Supplied entries:
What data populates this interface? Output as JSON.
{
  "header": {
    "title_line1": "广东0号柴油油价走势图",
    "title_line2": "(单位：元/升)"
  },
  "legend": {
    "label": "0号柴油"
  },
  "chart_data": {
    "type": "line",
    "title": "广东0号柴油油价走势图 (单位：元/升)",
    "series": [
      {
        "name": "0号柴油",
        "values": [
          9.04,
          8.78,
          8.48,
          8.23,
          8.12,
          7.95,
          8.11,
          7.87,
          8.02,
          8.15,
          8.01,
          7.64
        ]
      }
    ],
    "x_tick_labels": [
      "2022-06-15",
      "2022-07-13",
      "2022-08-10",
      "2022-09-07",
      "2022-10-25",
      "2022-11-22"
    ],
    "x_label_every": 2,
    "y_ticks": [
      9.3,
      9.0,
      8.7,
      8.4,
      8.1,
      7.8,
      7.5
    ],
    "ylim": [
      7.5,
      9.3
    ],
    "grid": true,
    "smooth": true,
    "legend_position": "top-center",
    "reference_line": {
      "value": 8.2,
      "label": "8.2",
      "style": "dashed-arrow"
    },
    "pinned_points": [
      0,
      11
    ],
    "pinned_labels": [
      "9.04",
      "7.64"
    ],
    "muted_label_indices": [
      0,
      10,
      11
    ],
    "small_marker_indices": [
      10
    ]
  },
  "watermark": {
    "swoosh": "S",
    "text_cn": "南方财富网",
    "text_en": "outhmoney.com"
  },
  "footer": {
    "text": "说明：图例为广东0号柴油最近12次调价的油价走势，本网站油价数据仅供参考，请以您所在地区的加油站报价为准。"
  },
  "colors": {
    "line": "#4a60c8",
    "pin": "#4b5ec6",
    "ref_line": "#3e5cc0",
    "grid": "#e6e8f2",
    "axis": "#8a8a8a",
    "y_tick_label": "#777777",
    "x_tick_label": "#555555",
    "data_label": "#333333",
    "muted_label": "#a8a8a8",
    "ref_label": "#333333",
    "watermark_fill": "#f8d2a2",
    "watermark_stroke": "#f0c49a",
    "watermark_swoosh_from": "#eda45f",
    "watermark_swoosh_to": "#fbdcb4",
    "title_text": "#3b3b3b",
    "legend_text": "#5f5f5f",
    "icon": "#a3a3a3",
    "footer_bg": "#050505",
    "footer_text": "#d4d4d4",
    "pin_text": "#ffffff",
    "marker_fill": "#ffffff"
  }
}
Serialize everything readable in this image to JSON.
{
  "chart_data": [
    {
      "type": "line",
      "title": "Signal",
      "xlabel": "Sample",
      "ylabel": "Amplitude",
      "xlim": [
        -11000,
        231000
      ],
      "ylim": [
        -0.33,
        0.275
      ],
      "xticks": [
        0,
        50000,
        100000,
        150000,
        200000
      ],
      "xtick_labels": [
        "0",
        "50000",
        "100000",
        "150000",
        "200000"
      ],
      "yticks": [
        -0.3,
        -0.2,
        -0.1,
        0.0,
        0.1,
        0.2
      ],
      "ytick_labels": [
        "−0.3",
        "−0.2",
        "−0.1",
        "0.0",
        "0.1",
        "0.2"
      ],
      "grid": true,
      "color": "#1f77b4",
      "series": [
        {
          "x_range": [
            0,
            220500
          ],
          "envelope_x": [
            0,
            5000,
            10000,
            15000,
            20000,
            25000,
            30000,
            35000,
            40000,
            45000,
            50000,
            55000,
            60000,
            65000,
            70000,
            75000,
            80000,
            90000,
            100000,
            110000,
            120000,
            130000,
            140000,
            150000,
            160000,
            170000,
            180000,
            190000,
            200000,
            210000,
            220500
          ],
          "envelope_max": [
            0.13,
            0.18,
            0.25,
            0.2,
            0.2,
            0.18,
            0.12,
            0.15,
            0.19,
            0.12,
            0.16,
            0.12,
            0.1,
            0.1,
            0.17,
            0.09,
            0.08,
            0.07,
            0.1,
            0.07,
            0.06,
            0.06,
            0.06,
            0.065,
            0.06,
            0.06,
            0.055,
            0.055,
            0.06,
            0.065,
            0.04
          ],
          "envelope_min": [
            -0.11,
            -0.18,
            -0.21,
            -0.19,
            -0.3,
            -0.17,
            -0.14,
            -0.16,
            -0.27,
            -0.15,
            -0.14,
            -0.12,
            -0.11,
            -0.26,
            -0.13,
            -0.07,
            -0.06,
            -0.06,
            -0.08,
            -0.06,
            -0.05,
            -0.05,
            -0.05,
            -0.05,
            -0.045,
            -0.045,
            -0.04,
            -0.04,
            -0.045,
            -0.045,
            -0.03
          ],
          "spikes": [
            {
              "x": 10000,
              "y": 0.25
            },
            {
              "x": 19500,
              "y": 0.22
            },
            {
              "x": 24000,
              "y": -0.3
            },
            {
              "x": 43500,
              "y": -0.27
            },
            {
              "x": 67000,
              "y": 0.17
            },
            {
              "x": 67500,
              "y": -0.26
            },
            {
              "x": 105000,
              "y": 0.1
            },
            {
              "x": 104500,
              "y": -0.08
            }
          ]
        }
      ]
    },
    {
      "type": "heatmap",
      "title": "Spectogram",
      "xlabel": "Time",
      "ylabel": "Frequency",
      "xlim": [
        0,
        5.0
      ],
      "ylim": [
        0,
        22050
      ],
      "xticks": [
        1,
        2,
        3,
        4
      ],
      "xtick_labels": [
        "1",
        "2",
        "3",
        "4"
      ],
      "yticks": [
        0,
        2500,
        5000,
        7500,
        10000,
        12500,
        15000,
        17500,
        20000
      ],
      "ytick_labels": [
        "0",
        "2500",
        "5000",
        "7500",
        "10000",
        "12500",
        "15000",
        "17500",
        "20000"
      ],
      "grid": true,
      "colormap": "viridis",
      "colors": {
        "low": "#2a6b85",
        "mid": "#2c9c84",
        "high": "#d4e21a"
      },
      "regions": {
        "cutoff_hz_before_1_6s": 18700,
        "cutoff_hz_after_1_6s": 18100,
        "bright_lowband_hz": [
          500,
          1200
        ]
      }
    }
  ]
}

Directions for this task: Type the material above out again, exactly.

The result:
What data populates this interface? Output as JSON.
{
  "header": {
    "title_line1": "广东0号柴油油价走势图",
    "title_line2": "(单位：元/升)"
  },
  "legend": {
    "label": "0号柴油"
  },
  "chart_data": {
    "type": "line",
    "title": "广东0号柴油油价走势图 (单位：元/升)",
    "series": [
      {
        "name": "0号柴油",
        "values": [
          9.04,
          8.78,
          8.48,
          8.23,
          8.12,
          7.95,
          8.11,
          7.87,
          8.02,
          8.15,
          8.01,
          7.64
        ]
      }
    ],
    "x_tick_labels": [
      "2022-06-15",
      "2022-07-13",
      "2022-08-10",
      "2022-09-07",
      "2022-10-25",
      "2022-11-22"
    ],
    "x_label_every": 2,
    "y_ticks": [
      9.3,
      9.0,
      8.7,
      8.4,
      8.1,
      7.8,
      7.5
    ],
    "ylim": [
      7.5,
      9.3
    ],
    "grid": true,
    "smooth": true,
    "legend_position": "top-center",
    "reference_line": {
      "value": 8.2,
      "label": "8.2",
      "style": "dashed-arrow"
    },
    "pinned_points": [
      0,
      11
    ],
    "pinned_labels": [
      "9.04",
      "7.64"
    ],
    "muted_label_indices": [
      0,
      10,
      11
    ],
    "small_marker_indices": [
      10
    ]
  },
  "watermark": {
    "swoosh": "S",
    "text_cn": "南方财富网",
    "text_en": "outhmoney.com"
  },
  "footer": {
    "text": "说明：图例为广东0号柴油最近12次调价的油价走势，本网站油价数据仅供参考，请以您所在地区的加油站报价为准。"
  },
  "colors": {
    "line": "#4a60c8",
    "pin": "#4b5ec6",
    "ref_line": "#3e5cc0",
    "grid": "#e6e8f2",
    "axis": "#8a8a8a",
    "y_tick_label": "#777777",
    "x_tick_label": "#555555",
    "data_label": "#333333",
    "muted_label": "#a8a8a8",
    "ref_label": "#333333",
    "watermark_fill": "#f8d2a2",
    "watermark_stroke": "#f0c49a",
    "watermark_swoosh_from": "#eda45f",
    "watermark_swoosh_to": "#fbdcb4",
    "title_text": "#3b3b3b",
    "legend_text": "#5f5f5f",
    "icon": "#a3a3a3",
    "footer_bg": "#050505",
    "footer_text": "#d4d4d4",
    "pin_text": "#ffffff",
    "marker_fill": "#ffffff"
  }
}
Serialize everything readable in this image to JSON.
{
  "chart_data": [
    {
      "type": "line",
      "title": "Signal",
      "xlabel": "Sample",
      "ylabel": "Amplitude",
      "xlim": [
        -11000,
        231000
      ],
      "ylim": [
        -0.33,
        0.275
      ],
      "xticks": [
        0,
        50000,
        100000,
        150000,
        200000
      ],
      "xtick_labels": [
        "0",
        "50000",
        "100000",
        "150000",
        "200000"
      ],
      "yticks": [
        -0.3,
        -0.2,
        -0.1,
        0.0,
        0.1,
        0.2
      ],
      "ytick_labels": [
        "−0.3",
        "−0.2",
        "−0.1",
        "0.0",
        "0.1",
        "0.2"
      ],
      "grid": true,
      "color": "#1f77b4",
      "series": [
        {
          "x_range": [
            0,
            220500
          ],
          "envelope_x": [
            0,
            5000,
            10000,
            15000,
            20000,
            25000,
            30000,
            35000,
            40000,
            45000,
            50000,
            55000,
            60000,
            65000,
            70000,
            75000,
            80000,
            90000,
            100000,
            110000,
            120000,
            130000,
            140000,
            150000,
            160000,
            170000,
            180000,
            190000,
            200000,
            210000,
            220500
          ],
          "envelope_max": [
            0.13,
            0.18,
            0.25,
            0.2,
            0.2,
            0.18,
            0.12,
            0.15,
            0.19,
            0.12,
            0.16,
            0.12,
            0.1,
            0.1,
            0.17,
            0.09,
            0.08,
            0.07,
            0.1,
            0.07,
            0.06,
            0.06,
            0.06,
            0.065,
            0.06,
            0.06,
            0.055,
            0.055,
            0.06,
            0.065,
            0.04
          ],
          "envelope_min": [
            -0.11,
            -0.18,
            -0.21,
            -0.19,
            -0.3,
            -0.17,
            -0.14,
            -0.16,
            -0.27,
            -0.15,
            -0.14,
            -0.12,
            -0.11,
            -0.26,
            -0.13,
            -0.07,
            -0.06,
            -0.06,
            -0.08,
            -0.06,
            -0.05,
            -0.05,
            -0.05,
            -0.05,
            -0.045,
            -0.045,
            -0.04,
            -0.04,
            -0.045,
            -0.045,
            -0.03
          ],
          "spikes": [
            {
              "x": 10000,
              "y": 0.25
            },
            {
              "x": 19500,
              "y": 0.22
            },
            {
              "x": 24000,
              "y": -0.3
            },
            {
              "x": 43500,
              "y": -0.27
            },
            {
              "x": 67000,
              "y": 0.17
            },
            {
              "x": 67500,
              "y": -0.26
            },
            {
              "x": 105000,
              "y": 0.1
            },
            {
              "x": 104500,
              "y": -0.08
            }
          ]
        }
      ]
    },
    {
      "type": "heatmap",
      "title": "Spectogram",
      "xlabel": "Time",
      "ylabel": "Frequency",
      "xlim": [
        0,
        5.0
      ],
      "ylim": [
        0,
        22050
      ],
      "xticks": [
        1,
        2,
        3,
        4
      ],
      "xtick_labels": [
        "1",
        "2",
        "3",
        "4"
      ],
      "yticks": [
        0,
        2500,
        5000,
        7500,
        10000,
        12500,
        15000,
        17500,
        20000
      ],
      "ytick_labels": [
        "0",
        "2500",
        "5000",
        "7500",
        "10000",
        "12500",
        "15000",
        "17500",
        "20000"
      ],
      "grid": true,
      "colormap": "viridis",
      "colors": {
        "low": "#2a6b85",
        "mid": "#2c9c84",
        "high": "#d4e21a"
      },
      "regions": {
        "cutoff_hz_before_1_6s": 18700,
        "cutoff_hz_after_1_6s": 18100,
        "bright_lowband_hz": [
          500,
          1200
        ]
      }
    }
  ]
}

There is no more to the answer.